- _Data records_
━━━━━━━━━━━━━━━━━━━━

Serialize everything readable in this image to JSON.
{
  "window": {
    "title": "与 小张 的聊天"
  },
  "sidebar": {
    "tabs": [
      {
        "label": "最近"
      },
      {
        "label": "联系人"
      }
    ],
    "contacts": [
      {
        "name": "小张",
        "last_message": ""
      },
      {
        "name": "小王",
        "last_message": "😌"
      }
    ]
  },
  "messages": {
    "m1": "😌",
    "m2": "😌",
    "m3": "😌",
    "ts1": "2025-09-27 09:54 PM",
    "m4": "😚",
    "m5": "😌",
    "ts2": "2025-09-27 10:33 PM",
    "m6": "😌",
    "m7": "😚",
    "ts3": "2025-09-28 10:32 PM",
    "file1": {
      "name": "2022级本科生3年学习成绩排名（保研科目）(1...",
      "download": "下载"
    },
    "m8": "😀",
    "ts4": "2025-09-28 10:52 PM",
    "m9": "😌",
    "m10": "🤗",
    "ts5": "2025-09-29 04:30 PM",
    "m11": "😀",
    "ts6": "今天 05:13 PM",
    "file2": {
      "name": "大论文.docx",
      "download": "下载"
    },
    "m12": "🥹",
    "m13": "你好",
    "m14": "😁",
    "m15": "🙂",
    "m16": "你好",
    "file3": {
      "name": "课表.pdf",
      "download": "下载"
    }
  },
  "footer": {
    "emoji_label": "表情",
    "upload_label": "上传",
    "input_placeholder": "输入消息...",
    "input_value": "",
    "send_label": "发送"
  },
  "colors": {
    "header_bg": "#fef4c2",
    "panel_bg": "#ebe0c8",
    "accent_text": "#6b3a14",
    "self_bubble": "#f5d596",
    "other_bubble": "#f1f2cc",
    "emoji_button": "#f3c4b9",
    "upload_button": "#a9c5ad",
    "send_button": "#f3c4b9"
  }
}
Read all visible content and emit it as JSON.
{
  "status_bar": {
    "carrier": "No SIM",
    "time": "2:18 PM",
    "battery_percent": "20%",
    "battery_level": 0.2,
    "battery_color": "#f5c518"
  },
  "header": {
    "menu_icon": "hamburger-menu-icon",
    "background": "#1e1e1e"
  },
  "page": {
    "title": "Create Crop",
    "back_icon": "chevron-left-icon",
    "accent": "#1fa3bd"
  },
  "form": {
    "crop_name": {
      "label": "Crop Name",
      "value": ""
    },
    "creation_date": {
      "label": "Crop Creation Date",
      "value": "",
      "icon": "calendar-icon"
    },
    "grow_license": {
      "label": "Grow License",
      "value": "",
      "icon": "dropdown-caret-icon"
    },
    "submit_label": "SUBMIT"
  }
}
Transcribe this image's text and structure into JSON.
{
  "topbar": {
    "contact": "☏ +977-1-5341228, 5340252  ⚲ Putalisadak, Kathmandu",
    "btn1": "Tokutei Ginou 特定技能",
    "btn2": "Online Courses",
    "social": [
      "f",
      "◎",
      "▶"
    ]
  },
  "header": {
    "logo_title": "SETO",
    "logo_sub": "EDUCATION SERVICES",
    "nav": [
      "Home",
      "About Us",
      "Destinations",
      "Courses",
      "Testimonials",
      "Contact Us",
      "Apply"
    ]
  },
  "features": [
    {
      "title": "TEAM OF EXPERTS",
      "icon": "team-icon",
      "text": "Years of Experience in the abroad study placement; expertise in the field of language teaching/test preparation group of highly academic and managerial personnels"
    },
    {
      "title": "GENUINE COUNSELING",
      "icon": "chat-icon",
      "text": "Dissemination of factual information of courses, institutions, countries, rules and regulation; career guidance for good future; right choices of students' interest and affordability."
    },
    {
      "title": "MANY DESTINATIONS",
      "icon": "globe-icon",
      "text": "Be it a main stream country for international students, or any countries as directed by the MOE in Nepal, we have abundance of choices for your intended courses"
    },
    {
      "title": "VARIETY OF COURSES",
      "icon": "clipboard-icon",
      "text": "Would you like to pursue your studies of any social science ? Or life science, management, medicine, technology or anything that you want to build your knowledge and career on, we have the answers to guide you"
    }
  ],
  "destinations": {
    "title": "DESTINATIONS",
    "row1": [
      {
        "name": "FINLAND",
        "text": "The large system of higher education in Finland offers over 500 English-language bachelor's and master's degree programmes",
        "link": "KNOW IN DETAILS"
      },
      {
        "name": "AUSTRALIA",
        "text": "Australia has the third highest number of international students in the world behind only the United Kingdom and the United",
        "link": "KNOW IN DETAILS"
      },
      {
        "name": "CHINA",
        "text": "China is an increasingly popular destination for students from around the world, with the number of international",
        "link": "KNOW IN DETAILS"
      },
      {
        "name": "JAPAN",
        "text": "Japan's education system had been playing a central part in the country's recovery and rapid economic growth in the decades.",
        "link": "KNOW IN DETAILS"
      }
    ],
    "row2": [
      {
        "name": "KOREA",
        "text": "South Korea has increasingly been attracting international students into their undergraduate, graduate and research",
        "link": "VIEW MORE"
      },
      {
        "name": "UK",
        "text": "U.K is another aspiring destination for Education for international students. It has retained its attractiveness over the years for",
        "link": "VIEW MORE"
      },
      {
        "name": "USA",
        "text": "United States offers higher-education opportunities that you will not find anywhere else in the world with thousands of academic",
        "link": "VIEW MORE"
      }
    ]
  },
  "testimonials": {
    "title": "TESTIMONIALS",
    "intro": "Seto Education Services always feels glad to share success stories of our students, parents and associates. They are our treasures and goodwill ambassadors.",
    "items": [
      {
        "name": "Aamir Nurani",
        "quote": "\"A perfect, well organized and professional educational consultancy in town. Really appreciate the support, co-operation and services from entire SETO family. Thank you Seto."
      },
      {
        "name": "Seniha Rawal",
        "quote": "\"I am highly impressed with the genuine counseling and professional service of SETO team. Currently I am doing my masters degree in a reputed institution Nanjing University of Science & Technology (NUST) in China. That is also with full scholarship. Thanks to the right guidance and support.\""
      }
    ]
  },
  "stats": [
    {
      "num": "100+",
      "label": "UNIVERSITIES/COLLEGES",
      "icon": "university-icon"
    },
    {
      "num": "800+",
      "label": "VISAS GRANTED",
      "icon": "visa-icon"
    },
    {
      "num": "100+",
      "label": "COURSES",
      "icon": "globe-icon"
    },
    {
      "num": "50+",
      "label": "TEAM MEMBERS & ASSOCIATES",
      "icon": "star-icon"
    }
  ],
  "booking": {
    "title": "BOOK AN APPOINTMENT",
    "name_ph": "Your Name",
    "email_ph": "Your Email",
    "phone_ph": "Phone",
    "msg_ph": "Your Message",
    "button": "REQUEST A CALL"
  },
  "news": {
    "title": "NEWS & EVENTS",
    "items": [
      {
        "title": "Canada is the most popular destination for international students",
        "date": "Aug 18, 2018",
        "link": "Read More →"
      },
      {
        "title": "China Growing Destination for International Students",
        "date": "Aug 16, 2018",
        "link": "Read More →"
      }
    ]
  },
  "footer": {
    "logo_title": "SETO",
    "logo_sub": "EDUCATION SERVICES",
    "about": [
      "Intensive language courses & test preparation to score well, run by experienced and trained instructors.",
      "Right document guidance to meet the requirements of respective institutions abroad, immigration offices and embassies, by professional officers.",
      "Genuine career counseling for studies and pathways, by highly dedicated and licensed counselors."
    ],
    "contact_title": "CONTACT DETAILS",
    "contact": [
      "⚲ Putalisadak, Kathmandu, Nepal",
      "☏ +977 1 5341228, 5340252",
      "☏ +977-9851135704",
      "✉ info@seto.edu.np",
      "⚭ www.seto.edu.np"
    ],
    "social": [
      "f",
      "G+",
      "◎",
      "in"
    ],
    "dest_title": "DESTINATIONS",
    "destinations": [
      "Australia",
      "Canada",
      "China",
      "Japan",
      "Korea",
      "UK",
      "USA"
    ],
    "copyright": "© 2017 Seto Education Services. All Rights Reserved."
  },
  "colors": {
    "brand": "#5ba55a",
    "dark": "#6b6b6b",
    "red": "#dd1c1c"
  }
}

━━━━━━━━━━━━━━━━━━━━

- _TASK_
Tally the lines of the material above that contain the word "Kathmandu" and report the total alone.

- _EXERCISE OUTPUT_
2